DATA PROVIDED:
'''
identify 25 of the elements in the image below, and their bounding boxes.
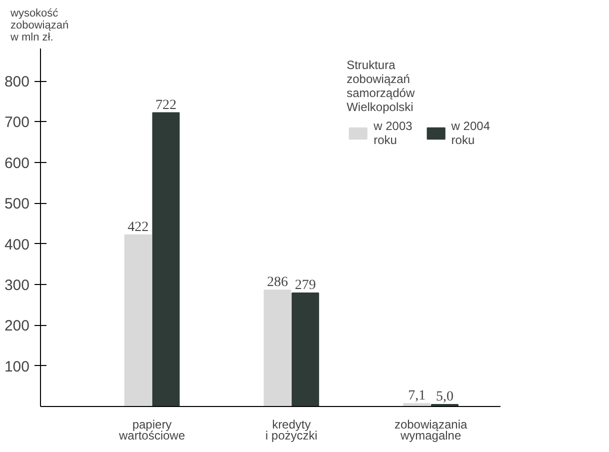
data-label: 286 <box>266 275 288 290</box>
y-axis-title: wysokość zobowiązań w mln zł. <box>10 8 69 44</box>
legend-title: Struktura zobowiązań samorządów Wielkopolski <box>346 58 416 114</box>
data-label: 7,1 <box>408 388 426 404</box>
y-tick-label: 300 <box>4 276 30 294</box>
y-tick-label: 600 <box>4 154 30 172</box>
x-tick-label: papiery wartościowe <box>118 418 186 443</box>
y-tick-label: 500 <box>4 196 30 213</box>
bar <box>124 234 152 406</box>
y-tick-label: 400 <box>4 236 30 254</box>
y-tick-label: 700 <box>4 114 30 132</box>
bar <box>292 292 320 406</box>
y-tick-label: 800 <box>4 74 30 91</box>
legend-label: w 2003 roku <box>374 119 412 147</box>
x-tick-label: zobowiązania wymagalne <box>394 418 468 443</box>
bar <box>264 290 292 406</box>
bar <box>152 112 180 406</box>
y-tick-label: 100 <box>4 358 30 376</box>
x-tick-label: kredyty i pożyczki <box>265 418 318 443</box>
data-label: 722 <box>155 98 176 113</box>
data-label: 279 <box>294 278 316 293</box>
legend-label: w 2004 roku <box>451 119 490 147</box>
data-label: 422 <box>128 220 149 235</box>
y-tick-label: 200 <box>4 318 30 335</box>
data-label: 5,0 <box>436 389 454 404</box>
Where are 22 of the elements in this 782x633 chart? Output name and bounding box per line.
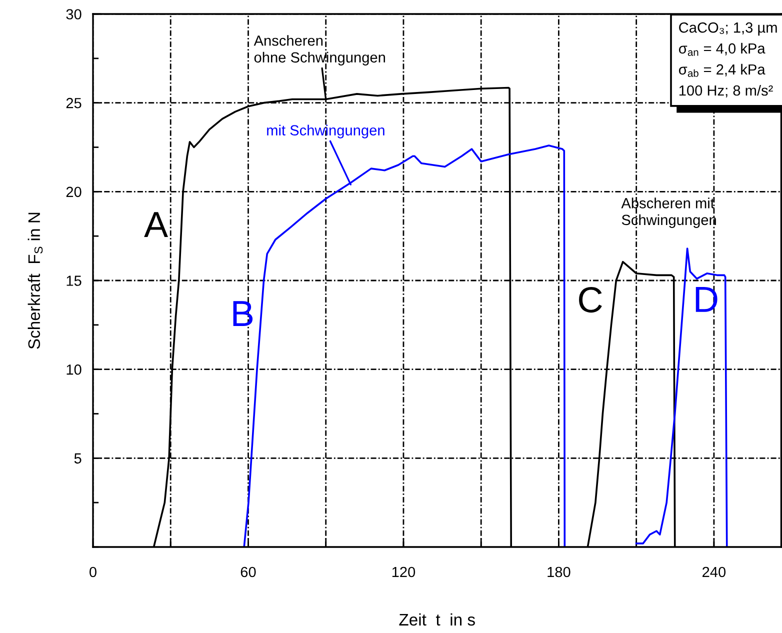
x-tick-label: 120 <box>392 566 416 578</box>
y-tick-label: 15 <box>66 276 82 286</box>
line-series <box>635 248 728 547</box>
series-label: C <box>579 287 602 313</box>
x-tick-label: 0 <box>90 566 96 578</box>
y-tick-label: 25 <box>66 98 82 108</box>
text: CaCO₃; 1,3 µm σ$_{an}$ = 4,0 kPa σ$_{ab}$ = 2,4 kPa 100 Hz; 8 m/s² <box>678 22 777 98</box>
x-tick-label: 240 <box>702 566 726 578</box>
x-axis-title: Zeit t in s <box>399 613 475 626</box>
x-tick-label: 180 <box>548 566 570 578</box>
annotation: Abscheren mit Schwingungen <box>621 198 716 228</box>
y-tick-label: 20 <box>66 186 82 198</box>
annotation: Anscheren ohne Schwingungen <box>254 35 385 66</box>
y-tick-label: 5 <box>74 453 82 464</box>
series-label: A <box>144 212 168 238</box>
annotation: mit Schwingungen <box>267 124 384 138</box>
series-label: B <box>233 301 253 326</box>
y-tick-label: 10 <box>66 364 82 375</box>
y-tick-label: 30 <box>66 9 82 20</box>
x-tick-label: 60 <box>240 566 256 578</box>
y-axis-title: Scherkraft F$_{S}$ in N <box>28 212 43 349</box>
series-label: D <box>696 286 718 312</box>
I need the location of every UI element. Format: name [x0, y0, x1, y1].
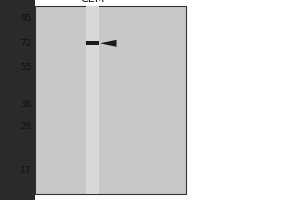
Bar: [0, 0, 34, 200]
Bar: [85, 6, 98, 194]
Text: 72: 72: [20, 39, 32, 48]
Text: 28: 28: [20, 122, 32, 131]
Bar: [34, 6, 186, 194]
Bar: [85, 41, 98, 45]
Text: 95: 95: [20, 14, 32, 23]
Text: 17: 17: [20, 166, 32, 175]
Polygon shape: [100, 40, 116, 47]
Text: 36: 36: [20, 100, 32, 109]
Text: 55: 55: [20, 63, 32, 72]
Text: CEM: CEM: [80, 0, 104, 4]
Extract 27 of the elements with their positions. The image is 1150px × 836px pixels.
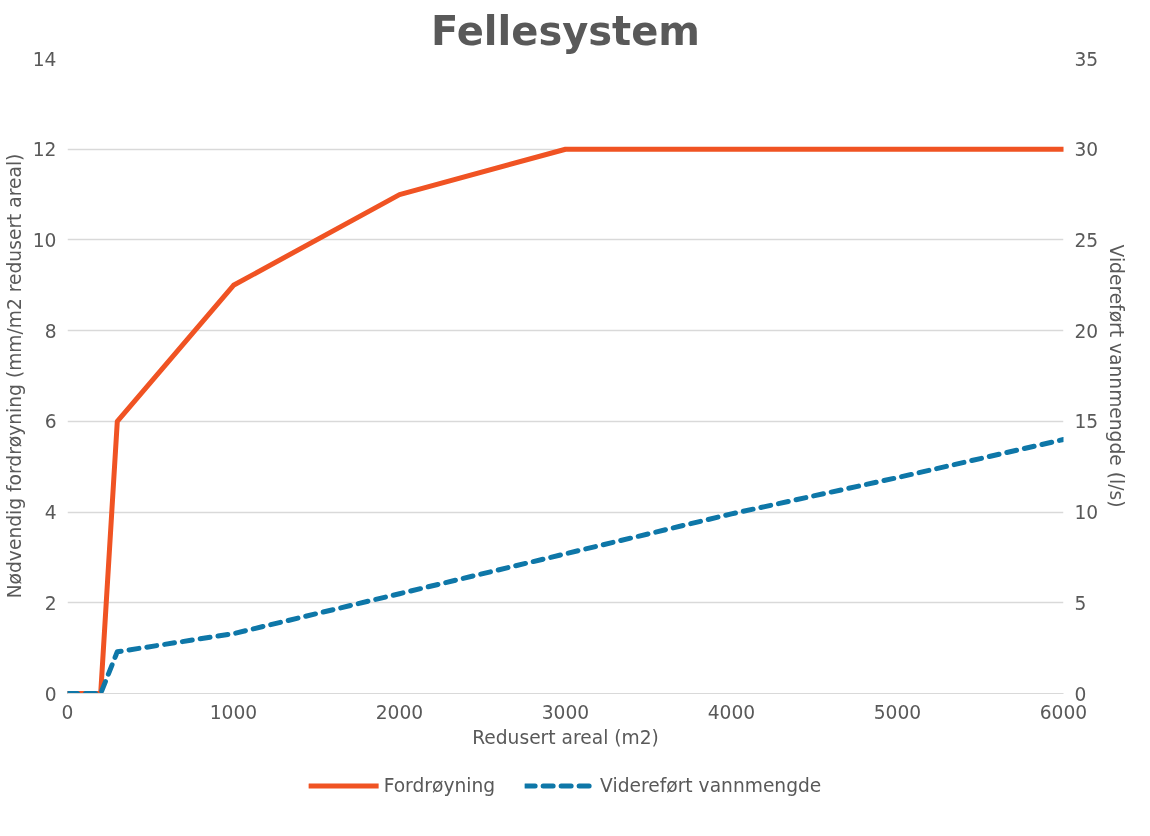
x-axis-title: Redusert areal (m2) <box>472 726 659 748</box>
'''
WHAT TO PRODUCE: Recast the listing above as a Markdown table with two columns, No. and Entry, giving each nonblank line its own row with a running number. Leave the picture lines out of the answer.

EXERCISE OUTPUT:
| No. | Entry |
|---|---|
| 1 | identify 25 of the elements in the image below, and their bounding boxes. |
| 2 | data-label: 286 <box>266 275 288 290</box> |
| 3 | y-axis-title: wysokość zobowiązań w mln zł. <box>10 8 69 44</box> |
| 4 | legend-title: Struktura zobowiązań samorządów Wielkopolski <box>346 58 416 114</box> |
| 5 | data-label: 7,1 <box>408 388 426 404</box> |
| 6 | y-tick-label: 300 <box>4 276 30 294</box> |
| 7 | y-tick-label: 600 <box>4 154 30 172</box> |
| 8 | x-tick-label: papiery wartościowe <box>118 418 186 443</box> |
| 9 | y-tick-label: 500 <box>4 196 30 213</box> |
| 10 | bar <box>124 234 152 406</box> |
| 11 | y-tick-label: 400 <box>4 236 30 254</box> |
| 12 | y-tick-label: 700 <box>4 114 30 132</box> |
| 13 | bar <box>292 292 320 406</box> |
| 14 | y-tick-label: 800 <box>4 74 30 91</box> |
| 15 | legend-label: w 2003 roku <box>374 119 412 147</box> |
| 16 | x-tick-label: zobowiązania wymagalne <box>394 418 468 443</box> |
| 17 | bar <box>264 290 292 406</box> |
| 18 | bar <box>152 112 180 406</box> |
| 19 | y-tick-label: 100 <box>4 358 30 376</box> |
| 20 | x-tick-label: kredyty i pożyczki <box>265 418 318 443</box> |
| 21 | data-label: 722 <box>155 98 176 113</box> |
| 22 | data-label: 279 <box>294 278 316 293</box> |
| 23 | legend-label: w 2004 roku <box>451 119 490 147</box> |
| 24 | data-label: 422 <box>128 220 149 235</box> |
| 25 | y-tick-label: 200 <box>4 318 30 335</box> |
| 26 | data-label: 5,0 <box>436 389 454 404</box> |
| 27 | Where are 22 of the elements in this 782x633 chart? Output name and bounding box per line. |
| 28 | x-tick-label: 120 <box>392 566 416 578</box> |
| 29 | y-tick-label: 15 <box>66 276 82 286</box> |
| 30 | line-series <box>635 248 728 547</box> |
| 31 | series-label: C <box>579 287 602 313</box> |
| 32 | x-tick-label: 0 <box>90 566 96 578</box> |
| 33 | y-tick-label: 25 <box>66 98 82 108</box> |
| 34 | text: CaCO₃; 1,3 µm σ$_{an}$ = 4,0 kPa σ$_{ab}$ = 2,4 kPa 100 Hz; 8 m/s² <box>678 22 777 98</box> |
| 35 | x-tick-label: 240 <box>702 566 726 578</box> |
| 36 | x-axis-title: Zeit t in s <box>399 613 475 626</box> |
| 37 | x-tick-label: 180 <box>548 566 570 578</box> |
| 38 | annotation: Abscheren mit Schwingungen <box>621 198 716 228</box> |
| 39 | y-tick-label: 20 <box>66 186 82 198</box> |
| 40 | annotation: Anscheren ohne Schwingungen <box>254 35 385 66</box> |
| 41 | y-tick-label: 5 <box>74 453 82 464</box> |
| 42 | series-label: A <box>144 212 168 238</box> |
| 43 | annotation: mit Schwingungen <box>267 124 384 138</box> |
| 44 | series-label: B <box>233 301 253 326</box> |
| 45 | y-tick-label: 10 <box>66 364 82 375</box> |
| 46 | y-tick-label: 30 <box>66 9 82 20</box> |
| 47 | x-tick-label: 60 <box>240 566 256 578</box> |
| 48 | y-axis-title: Scherkraft F$_{S}$ in N <box>28 212 43 349</box> |
| 49 | series-label: D <box>696 286 718 312</box> |
| 50 | I need the location of every UI element. Format: name [x0, y0, x1, y1]. |
| 51 | Bar: [0, 0, 34, 200] |
| 52 | Bar: [85, 6, 98, 194] |
| 53 | Text: 72: 72: [20, 39, 32, 48] |
| 54 | Text: 28: 28: [20, 122, 32, 131] |
| 55 | Bar: [34, 6, 186, 194] |
| 56 | Bar: [85, 41, 98, 45] |
| 57 | Text: 95: 95: [20, 14, 32, 23] |
| 58 | Text: 17: 17: [20, 166, 32, 175] |
| 59 | Polygon shape: [100, 40, 116, 47] |
| 60 | Text: 36: 36: [20, 100, 32, 109] |
| 61 | Text: 55: 55: [20, 63, 32, 72] |
| 62 | Text: CEM: CEM: [80, 0, 104, 4] |
| 63 | Extract 27 of the elements with their positions. The image is 1150px × 836px pixels. |
| 64 | x-axis-title: Redusert areal (m2) <box>472 726 659 748</box> |